→ Exercise instructions: An exact copy of all the data is required, with pictures left out.
>> begin Rows
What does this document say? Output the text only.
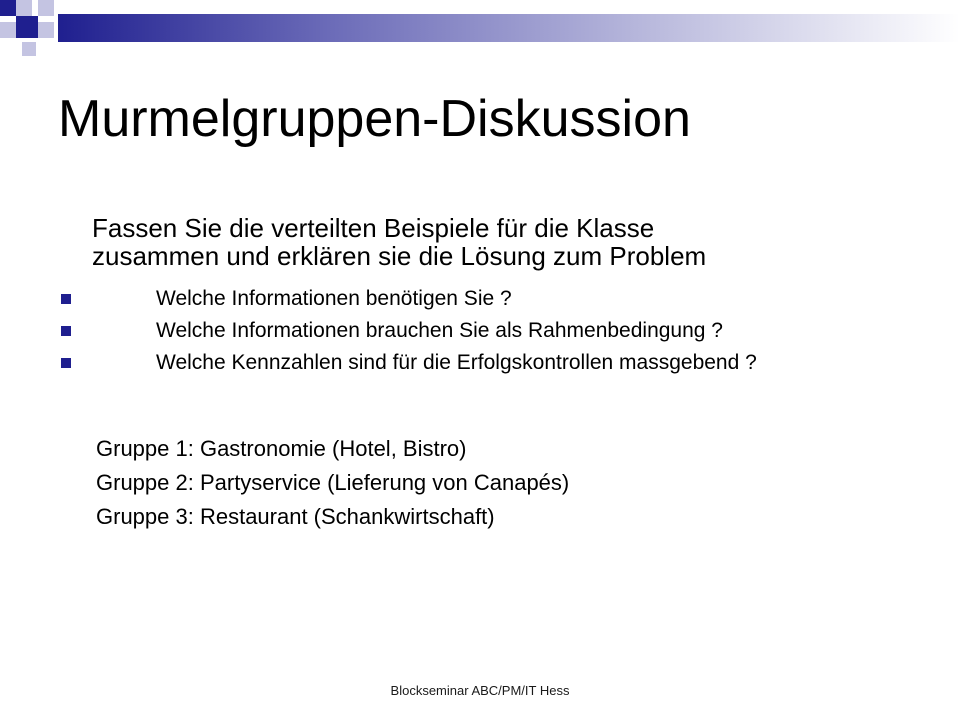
Murmelgruppen-Diskussion
Fassen Sie die verteilten Beispiele für die Klasse
zusammen und erklären sie die Lösung zum Problem
Welche Informationen benötigen Sie ?
Welche Informationen brauchen Sie als Rahmenbedingung ?
Welche Kennzahlen sind für die Erfolgskontrollen massgebend ?
Gruppe 1: Gastronomie (Hotel, Bistro)
Gruppe 2: Partyservice (Lieferung von Canapés)
Gruppe 3: Restaurant (Schankwirtschaft)
Blockseminar ABC/PM/IT Hess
>> end Rows
→ Written answer:
What does this document say? Output the text only.
Murmelgruppen-Diskussion
Fassen Sie die verteilten Beispiele für die Klasse
zusammen und erklären sie die Lösung zum Problem
Welche Informationen benötigen Sie ?
Welche Informationen brauchen Sie als Rahmenbedingung ?
Welche Kennzahlen sind für die Erfolgskontrollen massgebend ?
Gruppe 1: Gastronomie (Hotel, Bistro)
Gruppe 2: Partyservice (Lieferung von Canapés)
Gruppe 3: Restaurant (Schankwirtschaft)
Blockseminar ABC/PM/IT Hess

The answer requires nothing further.